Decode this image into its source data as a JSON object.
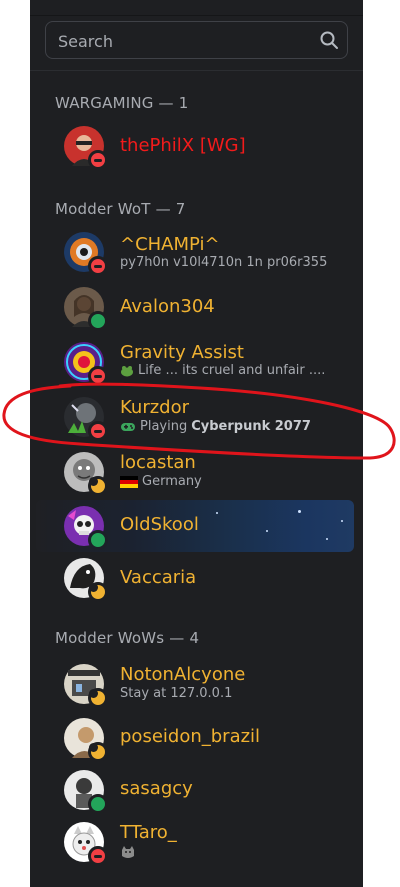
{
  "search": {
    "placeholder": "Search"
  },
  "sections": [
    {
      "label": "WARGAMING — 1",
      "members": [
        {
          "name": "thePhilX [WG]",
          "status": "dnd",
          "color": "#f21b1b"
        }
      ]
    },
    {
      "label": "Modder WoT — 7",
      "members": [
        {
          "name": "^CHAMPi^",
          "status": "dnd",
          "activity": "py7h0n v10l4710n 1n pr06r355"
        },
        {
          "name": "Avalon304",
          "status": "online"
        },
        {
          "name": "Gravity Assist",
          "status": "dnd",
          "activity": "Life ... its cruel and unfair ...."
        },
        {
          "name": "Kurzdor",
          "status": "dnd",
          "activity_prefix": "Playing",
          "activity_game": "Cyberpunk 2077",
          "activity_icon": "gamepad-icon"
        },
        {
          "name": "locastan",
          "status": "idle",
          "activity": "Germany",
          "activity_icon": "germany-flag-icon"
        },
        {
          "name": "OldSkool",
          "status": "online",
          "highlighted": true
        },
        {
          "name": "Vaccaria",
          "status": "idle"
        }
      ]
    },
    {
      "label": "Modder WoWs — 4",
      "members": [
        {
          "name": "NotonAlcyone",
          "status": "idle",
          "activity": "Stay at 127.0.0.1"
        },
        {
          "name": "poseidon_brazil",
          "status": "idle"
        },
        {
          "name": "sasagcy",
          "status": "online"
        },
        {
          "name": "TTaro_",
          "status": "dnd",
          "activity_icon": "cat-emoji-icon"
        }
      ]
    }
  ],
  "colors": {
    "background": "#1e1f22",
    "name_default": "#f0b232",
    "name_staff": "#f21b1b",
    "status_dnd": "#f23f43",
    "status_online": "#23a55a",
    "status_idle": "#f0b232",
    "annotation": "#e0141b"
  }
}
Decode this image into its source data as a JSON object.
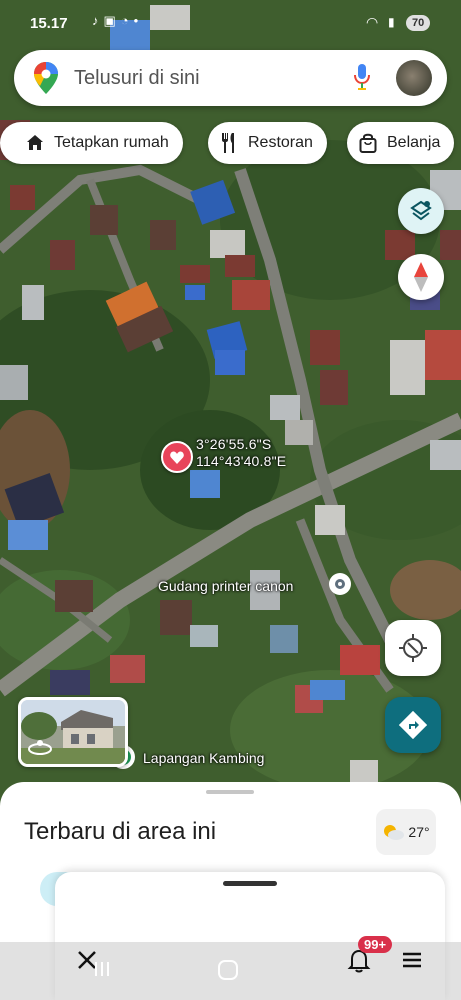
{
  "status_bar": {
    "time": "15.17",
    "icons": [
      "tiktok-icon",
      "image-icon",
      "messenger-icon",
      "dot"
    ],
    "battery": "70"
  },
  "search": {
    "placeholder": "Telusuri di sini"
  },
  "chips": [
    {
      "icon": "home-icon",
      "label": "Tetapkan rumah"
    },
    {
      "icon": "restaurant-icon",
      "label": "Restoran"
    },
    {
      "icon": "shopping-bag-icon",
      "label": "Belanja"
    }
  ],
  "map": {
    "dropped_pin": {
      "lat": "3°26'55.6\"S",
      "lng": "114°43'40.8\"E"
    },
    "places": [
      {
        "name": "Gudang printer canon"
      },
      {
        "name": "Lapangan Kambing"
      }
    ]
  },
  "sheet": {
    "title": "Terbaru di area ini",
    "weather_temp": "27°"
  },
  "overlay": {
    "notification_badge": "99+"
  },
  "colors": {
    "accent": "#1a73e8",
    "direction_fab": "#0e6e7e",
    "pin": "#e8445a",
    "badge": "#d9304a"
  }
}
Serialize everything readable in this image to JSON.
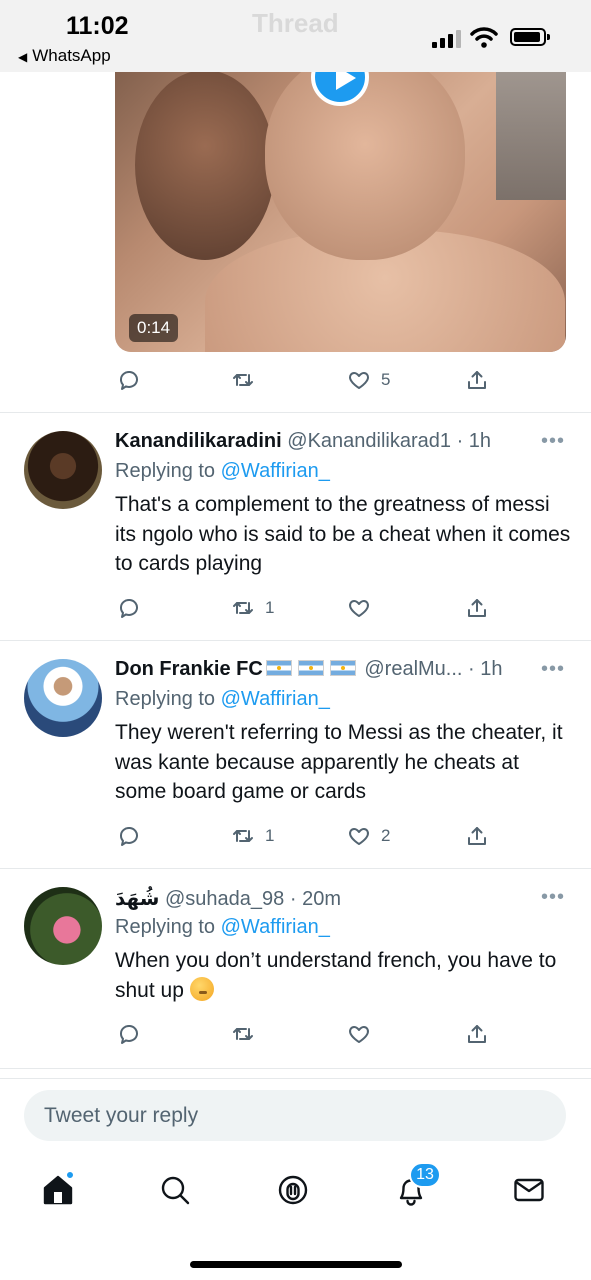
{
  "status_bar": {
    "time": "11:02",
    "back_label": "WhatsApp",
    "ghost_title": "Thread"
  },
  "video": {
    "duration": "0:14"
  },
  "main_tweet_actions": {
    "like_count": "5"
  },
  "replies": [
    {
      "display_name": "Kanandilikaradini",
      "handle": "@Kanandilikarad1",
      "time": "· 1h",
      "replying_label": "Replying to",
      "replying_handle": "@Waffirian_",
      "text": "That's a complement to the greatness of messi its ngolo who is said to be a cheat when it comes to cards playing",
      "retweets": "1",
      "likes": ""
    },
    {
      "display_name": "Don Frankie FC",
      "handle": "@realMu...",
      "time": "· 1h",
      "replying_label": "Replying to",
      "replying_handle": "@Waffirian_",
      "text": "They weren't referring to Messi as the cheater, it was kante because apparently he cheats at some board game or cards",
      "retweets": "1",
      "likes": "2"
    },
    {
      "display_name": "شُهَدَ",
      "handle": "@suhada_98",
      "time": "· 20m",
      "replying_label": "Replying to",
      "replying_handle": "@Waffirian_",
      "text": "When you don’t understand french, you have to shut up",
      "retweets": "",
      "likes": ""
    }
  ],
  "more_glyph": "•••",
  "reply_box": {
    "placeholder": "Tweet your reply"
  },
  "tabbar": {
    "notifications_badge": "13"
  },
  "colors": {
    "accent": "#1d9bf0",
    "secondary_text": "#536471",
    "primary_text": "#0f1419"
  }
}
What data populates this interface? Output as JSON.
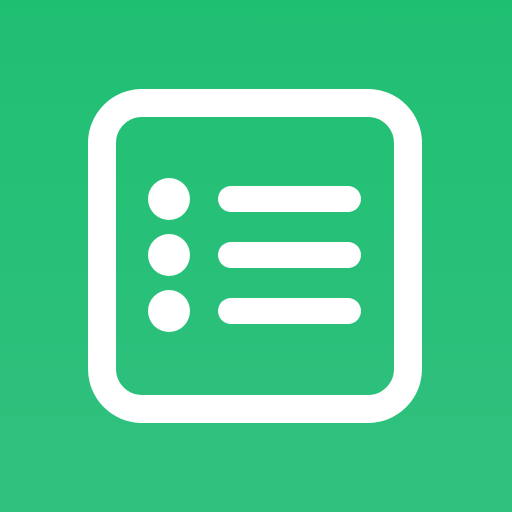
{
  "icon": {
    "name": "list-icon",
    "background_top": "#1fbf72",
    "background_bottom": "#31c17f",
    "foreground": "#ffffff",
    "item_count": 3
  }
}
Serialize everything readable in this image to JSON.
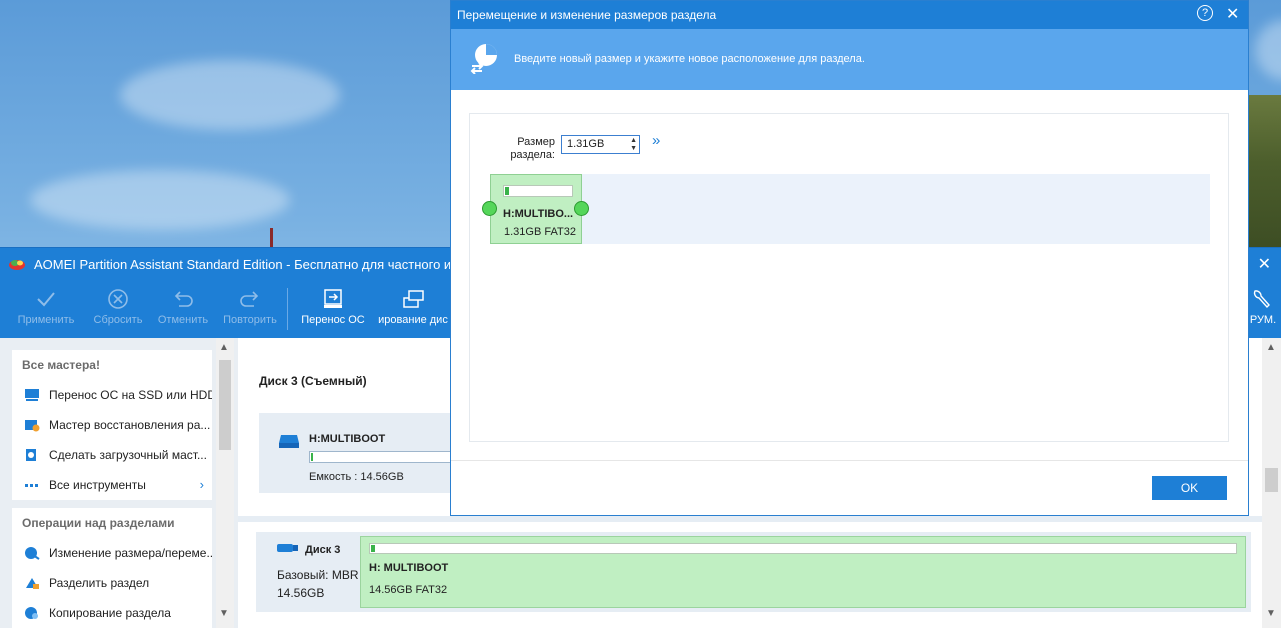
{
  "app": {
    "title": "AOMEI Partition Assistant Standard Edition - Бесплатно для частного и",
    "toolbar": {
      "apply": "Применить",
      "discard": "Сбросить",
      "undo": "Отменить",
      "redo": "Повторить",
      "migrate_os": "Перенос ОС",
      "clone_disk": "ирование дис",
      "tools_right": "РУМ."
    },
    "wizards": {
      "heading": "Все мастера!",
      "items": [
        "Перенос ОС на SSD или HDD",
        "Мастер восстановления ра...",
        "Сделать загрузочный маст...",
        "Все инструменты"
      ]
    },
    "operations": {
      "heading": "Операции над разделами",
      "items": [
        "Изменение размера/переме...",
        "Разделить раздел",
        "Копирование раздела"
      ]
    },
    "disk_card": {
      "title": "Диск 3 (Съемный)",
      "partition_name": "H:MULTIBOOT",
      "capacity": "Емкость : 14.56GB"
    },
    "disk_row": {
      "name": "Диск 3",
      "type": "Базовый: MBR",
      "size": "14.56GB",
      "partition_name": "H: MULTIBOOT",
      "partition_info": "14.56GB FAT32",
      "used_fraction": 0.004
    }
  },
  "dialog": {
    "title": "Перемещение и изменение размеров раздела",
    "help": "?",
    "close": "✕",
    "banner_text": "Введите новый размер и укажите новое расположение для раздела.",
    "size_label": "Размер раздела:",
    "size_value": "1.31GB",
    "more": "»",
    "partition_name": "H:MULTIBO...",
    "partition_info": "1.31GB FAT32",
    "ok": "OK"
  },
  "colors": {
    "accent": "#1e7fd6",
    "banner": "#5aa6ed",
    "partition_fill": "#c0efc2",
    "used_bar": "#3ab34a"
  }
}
+++
WHAT TO PRODUCE: Retype the data above exactly; pictures are not part of the copy.

TASK RESPONSE:
Decode this image into its source data as a JSON object.
{
  "search": {
    "placeholder": "Search"
  },
  "sections": [
    {
      "label": "WARGAMING — 1",
      "members": [
        {
          "name": "thePhilX [WG]",
          "status": "dnd",
          "color": "#f21b1b"
        }
      ]
    },
    {
      "label": "Modder WoT — 7",
      "members": [
        {
          "name": "^CHAMPi^",
          "status": "dnd",
          "activity": "py7h0n v10l4710n 1n pr06r355"
        },
        {
          "name": "Avalon304",
          "status": "online"
        },
        {
          "name": "Gravity Assist",
          "status": "dnd",
          "activity": "Life ... its cruel and unfair ...."
        },
        {
          "name": "Kurzdor",
          "status": "dnd",
          "activity_prefix": "Playing",
          "activity_game": "Cyberpunk 2077",
          "activity_icon": "gamepad-icon"
        },
        {
          "name": "locastan",
          "status": "idle",
          "activity": "Germany",
          "activity_icon": "germany-flag-icon"
        },
        {
          "name": "OldSkool",
          "status": "online",
          "highlighted": true
        },
        {
          "name": "Vaccaria",
          "status": "idle"
        }
      ]
    },
    {
      "label": "Modder WoWs — 4",
      "members": [
        {
          "name": "NotonAlcyone",
          "status": "idle",
          "activity": "Stay at 127.0.0.1"
        },
        {
          "name": "poseidon_brazil",
          "status": "idle"
        },
        {
          "name": "sasagcy",
          "status": "online"
        },
        {
          "name": "TTaro_",
          "status": "dnd",
          "activity_icon": "cat-emoji-icon"
        }
      ]
    }
  ],
  "colors": {
    "background": "#1e1f22",
    "name_default": "#f0b232",
    "name_staff": "#f21b1b",
    "status_dnd": "#f23f43",
    "status_online": "#23a55a",
    "status_idle": "#f0b232",
    "annotation": "#e0141b"
  }
}
Decode this image into its source data as a JSON object.
{
  "status_bar": {
    "time": "15.17",
    "icons": [
      "tiktok-icon",
      "image-icon",
      "messenger-icon",
      "dot"
    ],
    "battery": "70"
  },
  "search": {
    "placeholder": "Telusuri di sini"
  },
  "chips": [
    {
      "icon": "home-icon",
      "label": "Tetapkan rumah"
    },
    {
      "icon": "restaurant-icon",
      "label": "Restoran"
    },
    {
      "icon": "shopping-bag-icon",
      "label": "Belanja"
    }
  ],
  "map": {
    "dropped_pin": {
      "lat": "3°26'55.6\"S",
      "lng": "114°43'40.8\"E"
    },
    "places": [
      {
        "name": "Gudang printer canon"
      },
      {
        "name": "Lapangan Kambing"
      }
    ]
  },
  "sheet": {
    "title": "Terbaru di area ini",
    "weather_temp": "27°"
  },
  "overlay": {
    "notification_badge": "99+"
  },
  "colors": {
    "accent": "#1a73e8",
    "direction_fab": "#0e6e7e",
    "pin": "#e8445a",
    "badge": "#d9304a"
  }
}
Serialize everything readable in this image to JSON.
{
  "status_bar": {
    "time": "11:02",
    "back_label": "WhatsApp",
    "ghost_title": "Thread"
  },
  "video": {
    "duration": "0:14"
  },
  "main_tweet_actions": {
    "like_count": "5"
  },
  "replies": [
    {
      "display_name": "Kanandilikaradini",
      "handle": "@Kanandilikarad1",
      "time": "· 1h",
      "replying_label": "Replying to",
      "replying_handle": "@Waffirian_",
      "text": "That's a complement to the greatness of messi its ngolo who is said to be a cheat when it comes to cards playing",
      "retweets": "1",
      "likes": ""
    },
    {
      "display_name": "Don Frankie FC",
      "handle": "@realMu...",
      "time": "· 1h",
      "replying_label": "Replying to",
      "replying_handle": "@Waffirian_",
      "text": "They weren't referring to Messi as the cheater, it was kante because apparently he cheats at some board game or cards",
      "retweets": "1",
      "likes": "2"
    },
    {
      "display_name": "شُهَدَ",
      "handle": "@suhada_98",
      "time": "· 20m",
      "replying_label": "Replying to",
      "replying_handle": "@Waffirian_",
      "text": "When you don’t understand french, you have to shut up",
      "retweets": "",
      "likes": ""
    }
  ],
  "more_glyph": "•••",
  "reply_box": {
    "placeholder": "Tweet your reply"
  },
  "tabbar": {
    "notifications_badge": "13"
  },
  "colors": {
    "accent": "#1d9bf0",
    "secondary_text": "#536471",
    "primary_text": "#0f1419"
  }
}
What data populates this interface? Output as JSON.
{
  "icon": {
    "name": "list-icon",
    "background_top": "#1fbf72",
    "background_bottom": "#31c17f",
    "foreground": "#ffffff",
    "item_count": 3
  }
}
Serialize everything readable in this image to JSON.
{
  "app": {
    "title": "AOMEI Partition Assistant Standard Edition - Бесплатно для частного и",
    "toolbar": {
      "apply": "Применить",
      "discard": "Сбросить",
      "undo": "Отменить",
      "redo": "Повторить",
      "migrate_os": "Перенос ОС",
      "clone_disk": "ирование дис",
      "tools_right": "РУМ."
    },
    "wizards": {
      "heading": "Все мастера!",
      "items": [
        "Перенос ОС на SSD или HDD",
        "Мастер восстановления ра...",
        "Сделать загрузочный маст...",
        "Все инструменты"
      ]
    },
    "operations": {
      "heading": "Операции над разделами",
      "items": [
        "Изменение размера/переме...",
        "Разделить раздел",
        "Копирование раздела"
      ]
    },
    "disk_card": {
      "title": "Диск 3 (Съемный)",
      "partition_name": "H:MULTIBOOT",
      "capacity": "Емкость : 14.56GB"
    },
    "disk_row": {
      "name": "Диск 3",
      "type": "Базовый: MBR",
      "size": "14.56GB",
      "partition_name": "H: MULTIBOOT",
      "partition_info": "14.56GB FAT32",
      "used_fraction": 0.004
    }
  },
  "dialog": {
    "title": "Перемещение и изменение размеров раздела",
    "help": "?",
    "close": "✕",
    "banner_text": "Введите новый размер и укажите новое расположение для раздела.",
    "size_label": "Размер раздела:",
    "size_value": "1.31GB",
    "more": "»",
    "partition_name": "H:MULTIBO...",
    "partition_info": "1.31GB FAT32",
    "ok": "OK"
  },
  "colors": {
    "accent": "#1e7fd6",
    "banner": "#5aa6ed",
    "partition_fill": "#c0efc2",
    "used_bar": "#3ab34a"
  }
}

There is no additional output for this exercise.